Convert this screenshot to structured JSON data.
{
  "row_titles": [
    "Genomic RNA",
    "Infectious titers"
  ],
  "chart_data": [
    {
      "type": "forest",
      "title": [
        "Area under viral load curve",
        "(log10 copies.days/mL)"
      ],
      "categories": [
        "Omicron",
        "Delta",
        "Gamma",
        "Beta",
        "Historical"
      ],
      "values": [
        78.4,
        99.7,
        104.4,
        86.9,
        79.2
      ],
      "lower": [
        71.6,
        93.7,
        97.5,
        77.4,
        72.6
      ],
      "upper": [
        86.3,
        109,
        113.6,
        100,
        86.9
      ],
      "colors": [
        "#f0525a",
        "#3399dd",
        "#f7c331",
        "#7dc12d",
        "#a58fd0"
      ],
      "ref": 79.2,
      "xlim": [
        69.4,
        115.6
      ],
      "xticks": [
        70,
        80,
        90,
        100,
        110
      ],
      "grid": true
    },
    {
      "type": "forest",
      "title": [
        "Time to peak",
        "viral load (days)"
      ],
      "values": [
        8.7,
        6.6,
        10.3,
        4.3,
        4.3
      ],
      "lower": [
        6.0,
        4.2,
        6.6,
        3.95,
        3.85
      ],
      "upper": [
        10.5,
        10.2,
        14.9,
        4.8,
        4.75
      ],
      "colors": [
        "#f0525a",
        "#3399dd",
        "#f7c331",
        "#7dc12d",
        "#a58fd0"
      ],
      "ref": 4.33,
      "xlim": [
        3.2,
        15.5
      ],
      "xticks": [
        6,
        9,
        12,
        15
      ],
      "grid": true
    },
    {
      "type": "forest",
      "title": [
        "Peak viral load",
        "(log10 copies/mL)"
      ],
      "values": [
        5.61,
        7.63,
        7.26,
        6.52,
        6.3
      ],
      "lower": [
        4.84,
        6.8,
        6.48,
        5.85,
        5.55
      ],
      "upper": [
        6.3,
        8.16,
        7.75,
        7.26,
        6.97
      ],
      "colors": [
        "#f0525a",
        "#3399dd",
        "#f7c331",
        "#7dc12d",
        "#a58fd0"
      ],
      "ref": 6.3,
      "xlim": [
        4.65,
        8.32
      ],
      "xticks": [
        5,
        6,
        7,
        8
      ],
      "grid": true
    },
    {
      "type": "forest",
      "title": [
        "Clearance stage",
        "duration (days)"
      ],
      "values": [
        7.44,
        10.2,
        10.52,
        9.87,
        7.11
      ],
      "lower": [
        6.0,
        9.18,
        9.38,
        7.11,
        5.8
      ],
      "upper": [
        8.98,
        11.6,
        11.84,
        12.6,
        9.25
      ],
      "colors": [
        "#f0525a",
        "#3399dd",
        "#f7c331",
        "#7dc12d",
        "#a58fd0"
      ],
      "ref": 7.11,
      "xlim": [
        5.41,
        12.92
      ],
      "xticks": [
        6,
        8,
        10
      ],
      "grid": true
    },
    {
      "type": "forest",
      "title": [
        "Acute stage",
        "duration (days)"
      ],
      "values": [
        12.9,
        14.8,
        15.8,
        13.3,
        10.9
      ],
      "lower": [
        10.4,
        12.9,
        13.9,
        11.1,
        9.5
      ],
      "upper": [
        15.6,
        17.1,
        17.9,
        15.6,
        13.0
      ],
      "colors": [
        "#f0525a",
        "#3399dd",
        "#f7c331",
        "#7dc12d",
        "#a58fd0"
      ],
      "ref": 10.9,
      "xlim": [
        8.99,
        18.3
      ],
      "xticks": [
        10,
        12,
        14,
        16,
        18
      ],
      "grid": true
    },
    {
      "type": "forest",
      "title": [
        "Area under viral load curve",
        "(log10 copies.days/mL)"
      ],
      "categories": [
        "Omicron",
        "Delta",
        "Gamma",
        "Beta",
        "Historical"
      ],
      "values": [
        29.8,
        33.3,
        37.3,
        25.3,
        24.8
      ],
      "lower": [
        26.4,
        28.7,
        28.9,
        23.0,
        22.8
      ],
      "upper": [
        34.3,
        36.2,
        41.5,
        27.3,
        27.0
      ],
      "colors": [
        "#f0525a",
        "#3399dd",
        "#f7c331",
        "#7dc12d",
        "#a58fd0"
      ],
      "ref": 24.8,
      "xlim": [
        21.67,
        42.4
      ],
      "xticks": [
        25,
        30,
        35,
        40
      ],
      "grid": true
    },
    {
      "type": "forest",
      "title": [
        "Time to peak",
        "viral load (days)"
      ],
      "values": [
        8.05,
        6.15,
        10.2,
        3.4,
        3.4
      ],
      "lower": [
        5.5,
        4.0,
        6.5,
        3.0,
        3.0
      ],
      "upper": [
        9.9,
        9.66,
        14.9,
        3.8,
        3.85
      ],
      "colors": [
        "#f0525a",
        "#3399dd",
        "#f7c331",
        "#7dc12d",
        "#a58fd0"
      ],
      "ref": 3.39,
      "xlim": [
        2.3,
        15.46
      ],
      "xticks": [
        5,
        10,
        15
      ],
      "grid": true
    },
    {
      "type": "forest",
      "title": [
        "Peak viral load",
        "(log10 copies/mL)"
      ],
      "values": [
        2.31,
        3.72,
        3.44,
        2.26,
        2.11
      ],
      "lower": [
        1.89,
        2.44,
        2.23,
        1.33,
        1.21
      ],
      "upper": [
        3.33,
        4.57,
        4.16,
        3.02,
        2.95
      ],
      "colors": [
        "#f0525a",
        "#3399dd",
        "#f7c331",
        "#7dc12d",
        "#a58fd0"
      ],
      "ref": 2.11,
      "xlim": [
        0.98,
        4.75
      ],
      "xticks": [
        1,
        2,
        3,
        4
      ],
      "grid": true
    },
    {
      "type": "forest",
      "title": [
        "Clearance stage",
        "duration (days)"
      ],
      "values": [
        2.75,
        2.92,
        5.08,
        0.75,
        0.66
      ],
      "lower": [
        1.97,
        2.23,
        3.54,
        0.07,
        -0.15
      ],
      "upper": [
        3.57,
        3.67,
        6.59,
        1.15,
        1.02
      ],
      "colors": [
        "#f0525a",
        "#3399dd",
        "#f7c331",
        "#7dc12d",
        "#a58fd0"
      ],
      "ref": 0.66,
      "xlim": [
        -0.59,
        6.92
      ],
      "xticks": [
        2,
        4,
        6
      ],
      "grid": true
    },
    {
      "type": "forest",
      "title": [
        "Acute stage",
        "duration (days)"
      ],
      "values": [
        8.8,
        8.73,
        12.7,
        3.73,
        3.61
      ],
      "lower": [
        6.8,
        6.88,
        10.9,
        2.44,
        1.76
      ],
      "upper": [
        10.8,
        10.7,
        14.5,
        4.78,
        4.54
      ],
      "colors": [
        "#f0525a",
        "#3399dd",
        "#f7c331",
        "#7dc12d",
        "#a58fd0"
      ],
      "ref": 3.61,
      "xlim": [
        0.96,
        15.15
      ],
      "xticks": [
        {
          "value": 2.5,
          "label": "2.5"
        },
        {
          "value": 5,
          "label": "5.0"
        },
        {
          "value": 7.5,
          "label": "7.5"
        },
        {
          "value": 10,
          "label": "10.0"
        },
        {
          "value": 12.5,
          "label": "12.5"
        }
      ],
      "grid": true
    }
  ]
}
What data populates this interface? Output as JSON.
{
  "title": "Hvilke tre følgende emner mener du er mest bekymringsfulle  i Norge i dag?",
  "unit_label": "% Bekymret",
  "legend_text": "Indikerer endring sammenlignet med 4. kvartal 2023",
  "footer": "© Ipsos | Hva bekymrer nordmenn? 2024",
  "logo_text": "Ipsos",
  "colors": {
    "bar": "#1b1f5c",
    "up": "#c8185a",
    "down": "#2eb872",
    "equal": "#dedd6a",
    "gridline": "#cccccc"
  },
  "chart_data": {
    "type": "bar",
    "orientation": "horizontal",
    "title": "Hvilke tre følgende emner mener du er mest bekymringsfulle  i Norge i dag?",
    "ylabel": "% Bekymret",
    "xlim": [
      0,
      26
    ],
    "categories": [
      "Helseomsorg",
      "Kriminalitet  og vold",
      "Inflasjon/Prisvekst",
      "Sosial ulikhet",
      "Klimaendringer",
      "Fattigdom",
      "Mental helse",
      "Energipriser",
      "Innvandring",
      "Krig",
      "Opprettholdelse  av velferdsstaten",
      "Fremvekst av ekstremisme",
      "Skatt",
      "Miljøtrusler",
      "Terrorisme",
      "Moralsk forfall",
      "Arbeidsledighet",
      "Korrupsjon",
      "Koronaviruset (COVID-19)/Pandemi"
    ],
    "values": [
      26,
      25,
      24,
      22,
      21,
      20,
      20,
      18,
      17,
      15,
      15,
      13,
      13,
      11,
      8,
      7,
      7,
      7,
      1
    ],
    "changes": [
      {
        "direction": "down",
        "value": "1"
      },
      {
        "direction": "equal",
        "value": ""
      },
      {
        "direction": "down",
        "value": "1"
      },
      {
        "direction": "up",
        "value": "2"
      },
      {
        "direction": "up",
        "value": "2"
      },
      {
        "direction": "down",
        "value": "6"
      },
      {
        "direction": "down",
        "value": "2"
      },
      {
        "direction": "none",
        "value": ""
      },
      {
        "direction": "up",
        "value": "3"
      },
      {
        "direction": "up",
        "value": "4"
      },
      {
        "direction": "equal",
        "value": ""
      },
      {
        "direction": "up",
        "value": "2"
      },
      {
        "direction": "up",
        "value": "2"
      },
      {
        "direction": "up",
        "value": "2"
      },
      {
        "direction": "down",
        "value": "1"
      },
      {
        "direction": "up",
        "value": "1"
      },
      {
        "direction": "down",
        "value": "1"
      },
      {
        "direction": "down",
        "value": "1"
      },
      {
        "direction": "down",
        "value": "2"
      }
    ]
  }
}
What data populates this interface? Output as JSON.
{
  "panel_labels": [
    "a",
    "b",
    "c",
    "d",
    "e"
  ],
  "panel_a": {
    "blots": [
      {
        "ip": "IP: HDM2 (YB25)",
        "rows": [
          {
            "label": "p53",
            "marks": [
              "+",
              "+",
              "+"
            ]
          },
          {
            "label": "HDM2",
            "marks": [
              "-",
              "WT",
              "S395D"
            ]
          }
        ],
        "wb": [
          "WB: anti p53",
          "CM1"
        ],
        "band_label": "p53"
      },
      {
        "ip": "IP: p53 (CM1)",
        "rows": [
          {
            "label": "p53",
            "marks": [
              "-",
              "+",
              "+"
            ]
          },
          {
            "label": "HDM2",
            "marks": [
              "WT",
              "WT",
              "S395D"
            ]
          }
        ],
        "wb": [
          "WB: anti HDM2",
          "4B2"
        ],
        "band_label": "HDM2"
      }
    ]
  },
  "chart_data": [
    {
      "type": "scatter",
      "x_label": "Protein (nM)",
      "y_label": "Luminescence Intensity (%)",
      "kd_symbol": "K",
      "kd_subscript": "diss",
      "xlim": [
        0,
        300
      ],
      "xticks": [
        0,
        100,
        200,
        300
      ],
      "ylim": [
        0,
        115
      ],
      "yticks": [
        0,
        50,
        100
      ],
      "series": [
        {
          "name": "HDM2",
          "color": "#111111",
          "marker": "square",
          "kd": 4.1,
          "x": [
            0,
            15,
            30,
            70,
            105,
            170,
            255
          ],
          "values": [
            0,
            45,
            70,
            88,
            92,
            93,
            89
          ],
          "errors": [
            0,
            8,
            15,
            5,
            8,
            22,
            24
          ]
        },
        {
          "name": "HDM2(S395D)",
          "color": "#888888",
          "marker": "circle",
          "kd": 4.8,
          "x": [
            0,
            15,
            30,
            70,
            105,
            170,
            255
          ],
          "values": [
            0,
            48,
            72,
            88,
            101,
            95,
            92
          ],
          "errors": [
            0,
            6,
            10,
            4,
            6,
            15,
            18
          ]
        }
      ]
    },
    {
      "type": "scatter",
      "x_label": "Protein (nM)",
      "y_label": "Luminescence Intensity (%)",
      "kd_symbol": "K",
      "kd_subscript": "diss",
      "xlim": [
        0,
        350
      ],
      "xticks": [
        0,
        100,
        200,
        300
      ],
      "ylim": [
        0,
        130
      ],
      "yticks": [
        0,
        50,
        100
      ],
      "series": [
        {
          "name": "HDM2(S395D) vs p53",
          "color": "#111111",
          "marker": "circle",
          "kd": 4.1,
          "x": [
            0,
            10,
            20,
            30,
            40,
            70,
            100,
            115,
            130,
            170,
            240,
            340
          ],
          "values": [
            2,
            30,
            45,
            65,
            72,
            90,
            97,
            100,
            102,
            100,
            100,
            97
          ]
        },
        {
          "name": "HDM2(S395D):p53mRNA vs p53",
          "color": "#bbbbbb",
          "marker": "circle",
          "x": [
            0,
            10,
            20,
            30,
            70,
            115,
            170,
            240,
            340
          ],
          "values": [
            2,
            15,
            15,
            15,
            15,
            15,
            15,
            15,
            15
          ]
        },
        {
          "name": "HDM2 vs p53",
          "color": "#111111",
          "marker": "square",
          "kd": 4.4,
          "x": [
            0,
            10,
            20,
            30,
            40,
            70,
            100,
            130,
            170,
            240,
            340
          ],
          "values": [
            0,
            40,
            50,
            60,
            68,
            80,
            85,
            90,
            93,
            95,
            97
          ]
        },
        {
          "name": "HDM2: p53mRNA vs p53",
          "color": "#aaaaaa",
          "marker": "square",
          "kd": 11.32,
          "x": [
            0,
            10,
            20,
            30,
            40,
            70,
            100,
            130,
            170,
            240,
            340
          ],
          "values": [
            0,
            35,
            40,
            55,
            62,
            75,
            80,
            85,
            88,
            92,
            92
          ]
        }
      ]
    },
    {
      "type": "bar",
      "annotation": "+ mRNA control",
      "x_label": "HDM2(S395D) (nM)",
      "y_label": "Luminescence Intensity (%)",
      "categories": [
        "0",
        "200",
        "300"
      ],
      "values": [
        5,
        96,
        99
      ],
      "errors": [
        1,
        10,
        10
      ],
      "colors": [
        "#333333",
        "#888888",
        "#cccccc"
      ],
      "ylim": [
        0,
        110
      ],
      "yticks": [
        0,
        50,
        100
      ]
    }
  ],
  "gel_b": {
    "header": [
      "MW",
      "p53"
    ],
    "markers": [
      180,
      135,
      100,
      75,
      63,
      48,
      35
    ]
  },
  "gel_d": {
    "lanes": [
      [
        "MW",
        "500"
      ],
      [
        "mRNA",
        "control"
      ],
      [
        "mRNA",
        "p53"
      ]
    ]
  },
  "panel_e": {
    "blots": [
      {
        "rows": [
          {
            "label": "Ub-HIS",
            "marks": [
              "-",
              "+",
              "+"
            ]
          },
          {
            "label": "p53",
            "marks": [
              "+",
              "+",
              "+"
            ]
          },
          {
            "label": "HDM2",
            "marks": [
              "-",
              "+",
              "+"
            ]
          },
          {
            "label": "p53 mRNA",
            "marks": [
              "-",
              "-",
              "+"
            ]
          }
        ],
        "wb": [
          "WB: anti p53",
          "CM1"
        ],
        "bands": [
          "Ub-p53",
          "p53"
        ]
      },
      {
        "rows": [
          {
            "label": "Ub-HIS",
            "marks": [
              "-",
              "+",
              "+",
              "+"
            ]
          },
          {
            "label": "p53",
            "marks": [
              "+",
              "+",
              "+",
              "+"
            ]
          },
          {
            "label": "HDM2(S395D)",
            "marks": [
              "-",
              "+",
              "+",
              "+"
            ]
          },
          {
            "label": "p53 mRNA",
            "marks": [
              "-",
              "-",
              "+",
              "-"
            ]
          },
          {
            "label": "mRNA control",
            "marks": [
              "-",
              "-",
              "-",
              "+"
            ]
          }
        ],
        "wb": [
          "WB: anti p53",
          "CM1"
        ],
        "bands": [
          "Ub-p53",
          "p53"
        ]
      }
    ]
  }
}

===

## [Required action]
For each line above that contains the word "Bekymret", copy that line.

## [Result of the exercise]
  "unit_label": "% Bekymret",
    "ylabel": "% Bekymret",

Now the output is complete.